[Items]
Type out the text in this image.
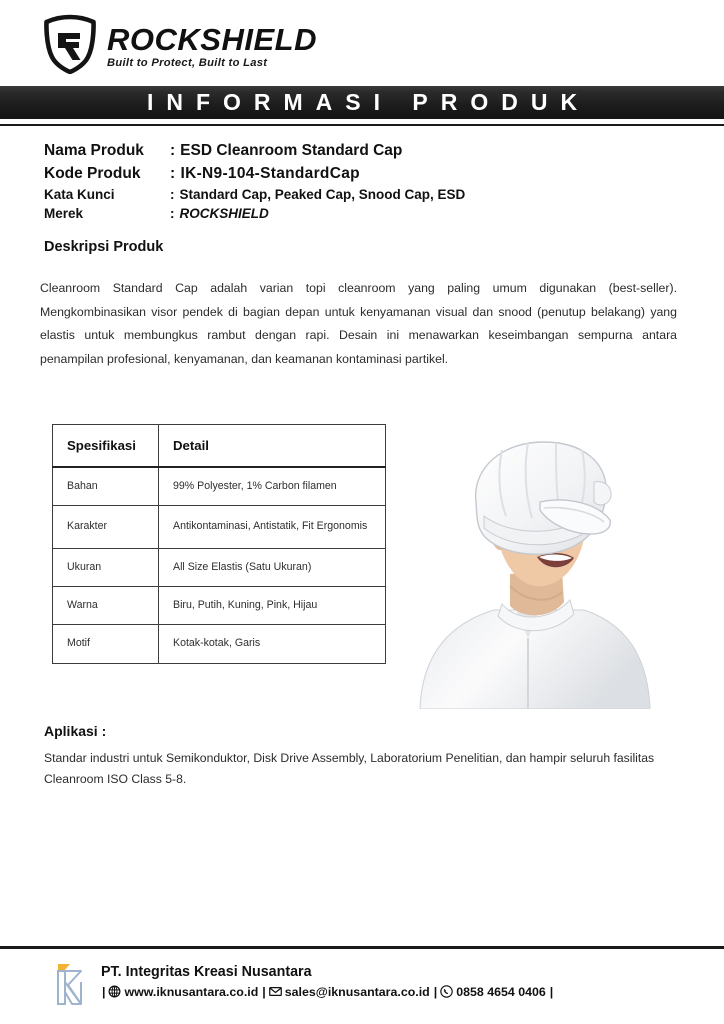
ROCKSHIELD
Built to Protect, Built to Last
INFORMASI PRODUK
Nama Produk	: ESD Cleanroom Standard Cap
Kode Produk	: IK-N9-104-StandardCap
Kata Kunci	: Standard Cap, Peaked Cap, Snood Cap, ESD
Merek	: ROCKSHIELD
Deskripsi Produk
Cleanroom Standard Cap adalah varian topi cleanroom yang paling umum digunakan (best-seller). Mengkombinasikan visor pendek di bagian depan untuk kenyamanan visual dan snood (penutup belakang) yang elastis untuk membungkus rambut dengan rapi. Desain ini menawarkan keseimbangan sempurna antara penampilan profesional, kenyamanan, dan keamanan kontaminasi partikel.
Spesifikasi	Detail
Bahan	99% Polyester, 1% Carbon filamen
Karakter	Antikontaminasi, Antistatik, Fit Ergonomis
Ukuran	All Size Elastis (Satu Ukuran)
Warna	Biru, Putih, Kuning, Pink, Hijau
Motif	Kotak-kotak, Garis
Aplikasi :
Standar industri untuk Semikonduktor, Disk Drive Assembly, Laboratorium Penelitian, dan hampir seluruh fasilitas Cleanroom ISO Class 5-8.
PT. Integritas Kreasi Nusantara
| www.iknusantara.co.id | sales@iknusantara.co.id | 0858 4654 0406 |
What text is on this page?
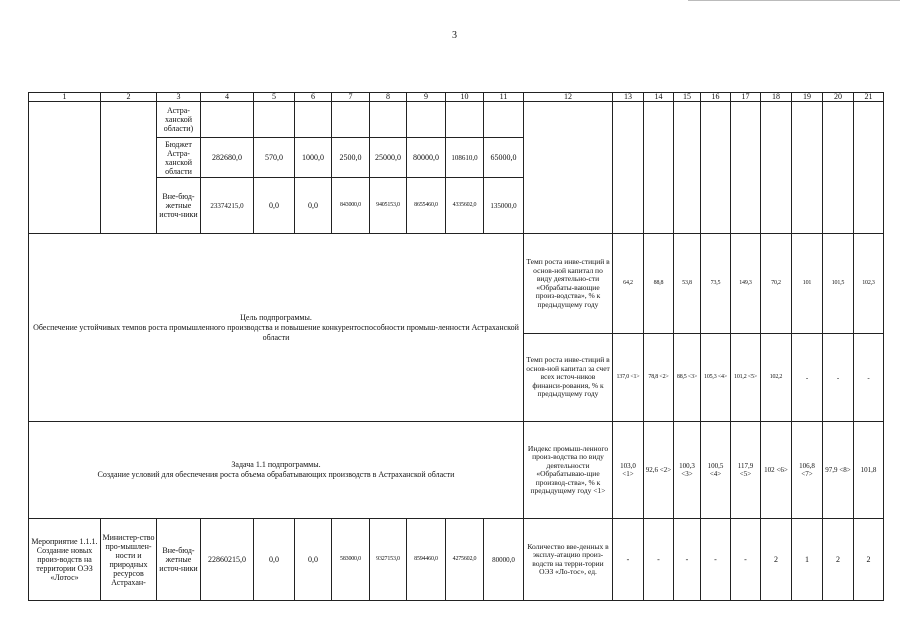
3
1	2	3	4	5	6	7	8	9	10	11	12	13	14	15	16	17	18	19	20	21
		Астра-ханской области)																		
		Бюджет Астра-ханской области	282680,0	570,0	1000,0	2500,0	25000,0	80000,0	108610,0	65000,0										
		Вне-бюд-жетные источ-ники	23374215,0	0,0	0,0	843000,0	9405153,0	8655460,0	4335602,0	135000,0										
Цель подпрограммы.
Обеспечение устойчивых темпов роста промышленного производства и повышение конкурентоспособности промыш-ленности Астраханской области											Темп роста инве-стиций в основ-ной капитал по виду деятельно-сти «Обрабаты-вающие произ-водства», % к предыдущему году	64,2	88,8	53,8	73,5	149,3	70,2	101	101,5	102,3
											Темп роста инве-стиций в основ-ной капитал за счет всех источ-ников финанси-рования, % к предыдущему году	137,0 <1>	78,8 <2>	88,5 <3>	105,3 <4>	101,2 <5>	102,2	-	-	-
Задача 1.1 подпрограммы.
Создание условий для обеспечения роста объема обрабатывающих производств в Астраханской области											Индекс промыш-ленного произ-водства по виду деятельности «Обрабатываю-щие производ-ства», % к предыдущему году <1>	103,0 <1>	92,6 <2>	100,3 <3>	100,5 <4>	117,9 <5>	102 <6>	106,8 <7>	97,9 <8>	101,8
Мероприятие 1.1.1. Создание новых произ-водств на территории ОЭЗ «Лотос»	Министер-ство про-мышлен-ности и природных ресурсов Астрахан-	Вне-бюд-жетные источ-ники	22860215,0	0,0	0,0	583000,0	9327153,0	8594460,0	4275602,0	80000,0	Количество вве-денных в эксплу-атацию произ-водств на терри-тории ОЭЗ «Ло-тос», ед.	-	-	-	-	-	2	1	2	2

[Directions] All of the data needs repeating exactly, but the pictures do not.

[Response for this exercise]
Type out the text in this image.
ROCKSHIELD
Built to Protect, Built to Last
INFORMASI PRODUK
Nama Produk	: ESD Cleanroom Standard Cap
Kode Produk	: IK-N9-104-StandardCap
Kata Kunci	: Standard Cap, Peaked Cap, Snood Cap, ESD
Merek	: ROCKSHIELD
Deskripsi Produk
Cleanroom Standard Cap adalah varian topi cleanroom yang paling umum digunakan (best-seller). Mengkombinasikan visor pendek di bagian depan untuk kenyamanan visual dan snood (penutup belakang) yang elastis untuk membungkus rambut dengan rapi. Desain ini menawarkan keseimbangan sempurna antara penampilan profesional, kenyamanan, dan keamanan kontaminasi partikel.
Spesifikasi	Detail
Bahan	99% Polyester, 1% Carbon filamen
Karakter	Antikontaminasi, Antistatik, Fit Ergonomis
Ukuran	All Size Elastis (Satu Ukuran)
Warna	Biru, Putih, Kuning, Pink, Hijau
Motif	Kotak-kotak, Garis
Aplikasi :
Standar industri untuk Semikonduktor, Disk Drive Assembly, Laboratorium Penelitian, dan hampir seluruh fasilitas Cleanroom ISO Class 5-8.
PT. Integritas Kreasi Nusantara
| www.iknusantara.co.id | sales@iknusantara.co.id | 0858 4654 0406 |
What text is on this page?
3
1	2	3	4	5	6	7	8	9	10	11	12	13	14	15	16	17	18	19	20	21
		Астра-ханской области)																		
		Бюджет Астра-ханской области	282680,0	570,0	1000,0	2500,0	25000,0	80000,0	108610,0	65000,0										
		Вне-бюд-жетные источ-ники	23374215,0	0,0	0,0	843000,0	9405153,0	8655460,0	4335602,0	135000,0										
Цель подпрограммы.
Обеспечение устойчивых темпов роста промышленного производства и повышение конкурентоспособности промыш-ленности Астраханской области											Темп роста инве-стиций в основ-ной капитал по виду деятельно-сти «Обрабаты-вающие произ-водства», % к предыдущему году	64,2	88,8	53,8	73,5	149,3	70,2	101	101,5	102,3
											Темп роста инве-стиций в основ-ной капитал за счет всех источ-ников финанси-рования, % к предыдущему году	137,0 <1>	78,8 <2>	88,5 <3>	105,3 <4>	101,2 <5>	102,2	-	-	-
Задача 1.1 подпрограммы.
Создание условий для обеспечения роста объема обрабатывающих производств в Астраханской области											Индекс промыш-ленного произ-водства по виду деятельности «Обрабатываю-щие производ-ства», % к предыдущему году <1>	103,0 <1>	92,6 <2>	100,3 <3>	100,5 <4>	117,9 <5>	102 <6>	106,8 <7>	97,9 <8>	101,8
Мероприятие 1.1.1. Создание новых произ-водств на территории ОЭЗ «Лотос»	Министер-ство про-мышлен-ности и природных ресурсов Астрахан-	Вне-бюд-жетные источ-ники	22860215,0	0,0	0,0	583000,0	9327153,0	8594460,0	4275602,0	80000,0	Количество вве-денных в эксплу-атацию произ-водств на терри-тории ОЭЗ «Ло-тос», ед.	-	-	-	-	-	2	1	2	2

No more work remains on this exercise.